К балладам Вордсворт присоединил несколько лирических стихотворений, в которых выразил свои новые романтические представления о ценности интуиции, непосредственного впечатления, особенно в сравнении с книжной премудростью (“Увещеванье и ответ”и “Все наоборот”), об особом статусе детства, о важности детского восприятия мира (“История для отцов”), о влиянии природного окружения на внутренний мир личности. Знаменитое “Тинтернское аббатство”, завершавшее сборник “Лирических баллад”, почти сразу же было оценено как лирический шедевр Вордсворта, образец чуткого и вдумчивого восприятия природы, в котором пейзаж и лирические эмоции сплетаются в неразрывное целое.
“Лирические баллады” вышли в Бристоле анонимно осенью 1798 г., авторы получили за них крохотный гонорар в 30 фунтов, а издатель Джозеф Коттл понес убытки. Сборник оказался действительно новаторским, слишком вызывающе новаторским, чтобы быть сразу воспринятым положительно. Критика приняла его в штыки: ее раздражало все — персонажи и сюжеты, совершенно неподходящие для поэзии, странные идеи молодых авторов, непоэтичный язык.

━━━━━━

▶ _Задания_
**A)** Ответьте на вопросы по тексту о «Лирических балладах»:
(i) Каким стихотворением завершался сборник?
(ii) Где и когда вышел сборник?
(iii) Какой гонорар получили авторы?
**B)** Выпишите без изменений фрагмент текста о «Лирических балладах» от слов «К балладам Вордсворт» до слов «в неразрывное целое.» включительно.
**C)** Продолжите текст о «Лирических балладах» после его последнего предложения.

━━━━━━

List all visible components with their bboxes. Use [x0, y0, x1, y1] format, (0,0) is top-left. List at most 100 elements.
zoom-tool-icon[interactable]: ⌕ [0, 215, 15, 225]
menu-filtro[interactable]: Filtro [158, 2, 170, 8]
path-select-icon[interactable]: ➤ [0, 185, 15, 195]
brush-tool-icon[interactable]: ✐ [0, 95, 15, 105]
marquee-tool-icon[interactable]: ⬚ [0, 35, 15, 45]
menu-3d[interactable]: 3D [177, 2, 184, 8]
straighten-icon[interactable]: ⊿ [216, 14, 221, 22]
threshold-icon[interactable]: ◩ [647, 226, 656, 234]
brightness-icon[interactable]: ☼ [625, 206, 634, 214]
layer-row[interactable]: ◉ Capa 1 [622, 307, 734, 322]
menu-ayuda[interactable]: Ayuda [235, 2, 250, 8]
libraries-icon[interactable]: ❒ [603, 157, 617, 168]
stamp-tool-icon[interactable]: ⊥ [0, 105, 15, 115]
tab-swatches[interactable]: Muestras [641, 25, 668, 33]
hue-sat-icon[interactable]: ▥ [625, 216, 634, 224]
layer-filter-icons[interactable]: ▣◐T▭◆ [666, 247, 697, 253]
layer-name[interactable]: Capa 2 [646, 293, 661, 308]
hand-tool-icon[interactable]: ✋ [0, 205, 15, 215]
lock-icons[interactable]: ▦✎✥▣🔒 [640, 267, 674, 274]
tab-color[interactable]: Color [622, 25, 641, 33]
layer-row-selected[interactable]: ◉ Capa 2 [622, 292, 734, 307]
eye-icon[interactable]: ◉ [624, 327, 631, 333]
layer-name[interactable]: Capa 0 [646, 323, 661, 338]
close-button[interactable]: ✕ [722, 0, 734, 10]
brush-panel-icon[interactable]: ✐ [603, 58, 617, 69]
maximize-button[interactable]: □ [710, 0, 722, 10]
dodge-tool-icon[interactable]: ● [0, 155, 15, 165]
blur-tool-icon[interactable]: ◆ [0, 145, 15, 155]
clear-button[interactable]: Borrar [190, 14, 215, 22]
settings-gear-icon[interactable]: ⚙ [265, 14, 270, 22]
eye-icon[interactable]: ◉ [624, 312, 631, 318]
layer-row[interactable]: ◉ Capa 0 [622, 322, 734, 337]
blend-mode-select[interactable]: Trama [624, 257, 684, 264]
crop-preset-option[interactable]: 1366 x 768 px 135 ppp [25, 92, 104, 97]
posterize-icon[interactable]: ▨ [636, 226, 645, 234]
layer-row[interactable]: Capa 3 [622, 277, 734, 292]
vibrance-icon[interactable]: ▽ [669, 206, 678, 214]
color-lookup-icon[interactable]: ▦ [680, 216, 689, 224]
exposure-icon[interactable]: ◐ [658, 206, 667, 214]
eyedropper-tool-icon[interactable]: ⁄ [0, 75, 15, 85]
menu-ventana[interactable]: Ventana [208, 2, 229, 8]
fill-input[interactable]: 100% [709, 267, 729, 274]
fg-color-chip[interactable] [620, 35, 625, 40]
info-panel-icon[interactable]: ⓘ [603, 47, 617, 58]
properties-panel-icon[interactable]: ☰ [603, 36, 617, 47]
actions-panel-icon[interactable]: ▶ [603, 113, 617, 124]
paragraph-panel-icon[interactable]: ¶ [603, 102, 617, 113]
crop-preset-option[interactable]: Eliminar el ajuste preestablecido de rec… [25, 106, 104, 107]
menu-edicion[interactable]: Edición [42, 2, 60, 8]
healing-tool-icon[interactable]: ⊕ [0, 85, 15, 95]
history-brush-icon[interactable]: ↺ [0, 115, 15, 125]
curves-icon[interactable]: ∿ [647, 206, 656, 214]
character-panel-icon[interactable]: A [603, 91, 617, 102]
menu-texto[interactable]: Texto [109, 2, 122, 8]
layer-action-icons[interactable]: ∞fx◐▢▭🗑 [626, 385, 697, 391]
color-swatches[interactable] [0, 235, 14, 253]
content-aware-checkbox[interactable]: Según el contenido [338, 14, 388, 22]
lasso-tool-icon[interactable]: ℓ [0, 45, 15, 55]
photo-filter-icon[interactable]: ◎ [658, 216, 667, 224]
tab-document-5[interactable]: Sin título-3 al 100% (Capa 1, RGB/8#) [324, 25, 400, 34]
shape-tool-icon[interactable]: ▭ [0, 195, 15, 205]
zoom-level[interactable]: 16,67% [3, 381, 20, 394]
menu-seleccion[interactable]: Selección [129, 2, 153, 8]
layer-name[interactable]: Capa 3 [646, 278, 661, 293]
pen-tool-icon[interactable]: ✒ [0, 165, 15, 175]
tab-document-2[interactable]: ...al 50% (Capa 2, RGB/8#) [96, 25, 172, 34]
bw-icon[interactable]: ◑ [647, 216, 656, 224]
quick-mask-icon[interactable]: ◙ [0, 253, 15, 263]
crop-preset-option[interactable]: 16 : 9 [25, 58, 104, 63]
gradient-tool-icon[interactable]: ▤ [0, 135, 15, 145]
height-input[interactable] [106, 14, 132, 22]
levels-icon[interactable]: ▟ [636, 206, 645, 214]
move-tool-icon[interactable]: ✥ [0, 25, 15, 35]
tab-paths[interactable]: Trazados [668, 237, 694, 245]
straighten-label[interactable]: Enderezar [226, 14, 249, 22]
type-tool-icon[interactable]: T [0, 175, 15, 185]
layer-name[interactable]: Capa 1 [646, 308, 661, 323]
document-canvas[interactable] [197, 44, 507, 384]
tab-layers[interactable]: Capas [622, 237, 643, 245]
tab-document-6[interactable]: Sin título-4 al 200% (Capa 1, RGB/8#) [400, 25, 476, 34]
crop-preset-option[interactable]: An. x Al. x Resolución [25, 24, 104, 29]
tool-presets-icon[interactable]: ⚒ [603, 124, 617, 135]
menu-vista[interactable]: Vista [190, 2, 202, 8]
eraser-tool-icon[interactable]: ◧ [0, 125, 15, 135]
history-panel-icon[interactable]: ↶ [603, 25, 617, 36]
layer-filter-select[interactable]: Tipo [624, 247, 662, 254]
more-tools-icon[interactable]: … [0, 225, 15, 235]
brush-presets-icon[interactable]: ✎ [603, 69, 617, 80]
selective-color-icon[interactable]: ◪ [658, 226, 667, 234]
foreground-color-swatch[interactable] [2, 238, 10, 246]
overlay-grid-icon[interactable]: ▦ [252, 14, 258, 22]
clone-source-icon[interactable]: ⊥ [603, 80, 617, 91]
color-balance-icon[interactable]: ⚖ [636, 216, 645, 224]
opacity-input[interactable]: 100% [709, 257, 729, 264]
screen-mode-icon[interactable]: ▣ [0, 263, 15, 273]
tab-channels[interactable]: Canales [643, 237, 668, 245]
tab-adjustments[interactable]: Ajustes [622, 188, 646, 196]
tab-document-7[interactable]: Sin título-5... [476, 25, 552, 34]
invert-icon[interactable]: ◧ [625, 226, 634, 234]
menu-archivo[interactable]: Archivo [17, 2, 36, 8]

━━━━━━

▶ _Ответы по заданиям_
**A)**
(i) «Тинтернское аббатство».
(ii) В Бристоле, осенью 1798 г.
(iii) 30 фунтов.

**B)**
К балладам Вордсворт присоединил несколько лирических стихотворений, в которых выразил свои новые романтические представления о ценности интуиции, непосредственного впечатления, особенно в сравнении с книжной премудростью (“Увещеванье и ответ”и “Все наоборот”), об особом статусе детства, о важности детского восприятия мира (“История для отцов”), о влиянии природного окружения на внутренний мир личности. Знаменитое “Тинтернское аббатство”, завершавшее сборник “Лирических баллад”, почти сразу же было оценено как лирический шедевр Вордсворта, образец чуткого и вдумчивого восприятия природы, в котором пейзаж и лирические эмоции сплетаются в неразрывное целое.

**C)**
В 1800 г. сборник был переиздан с большим предисловием Вордсворта, в котором он попытался теоретически обосновать свой взгляд на поэзию, и вызвал новый шквал критики. Но время работало на авторов “Лирических баллад”: направление, ими указанное, угадывало потребности и тенденции развития их эпохи. “Будь произведения мистера Вордсворта пустыми детскими стишками, за каковые их долгое время выдавали, — писал Кольридж, — отличайся они от сочинений прочих поэтов единственно упрощенностью речи и незрелостью мысли, заключай они в себе на самом деле лишь то, чем характерны посвященные им пародии и жалкие имитации, и они тотчас же сгинули бы мертвым грузом в трясине забвения… Но число поклонников мистера Вордсворта год от года росло, и это был не низший разряд читающей публики, но преимущественно молодые люди, весьма здравомыслящие и рассудительные, а их восхищение (отчасти подогреваемое, надо думать, оппозицией) отличалось страстностью, я бы даже сказал — религиозным порывом” [7]. Когда же эпоха романтизма со всеми ее литературными баталиями отошла в прошлое, стало очевидно, что “Лирические баллады” Вордсворта и Кольриджа были вехой, ознаменовавшей начало этой эпохи в английской литературе, а предисловие Вордсворта к их второму изданию — первым в Англии литературным манифестом романтизма.
Но вернемся к сентябрю 1798 г. Получив свой скромный гонорар, Вордсворт, Дороти и Кольридж отплыли в Германию. Инициатором этого путешествия был, конечно, Кольридж. Германия в конце XVIII в. была страной великой философии и зарождающегося романтизма, родиной новых романтических идей и в философии, и в литературе. Ее интеллектуальная атмосфера притягивала Кольриджа, и он отправился по университетским городам, в совершенстве освоил язык, слушал лекции, завел обширные знакомства, был даже принят в высшем аристократическом обществе.
7
Литературные манифесты западноевропейских романтиков, с. 281.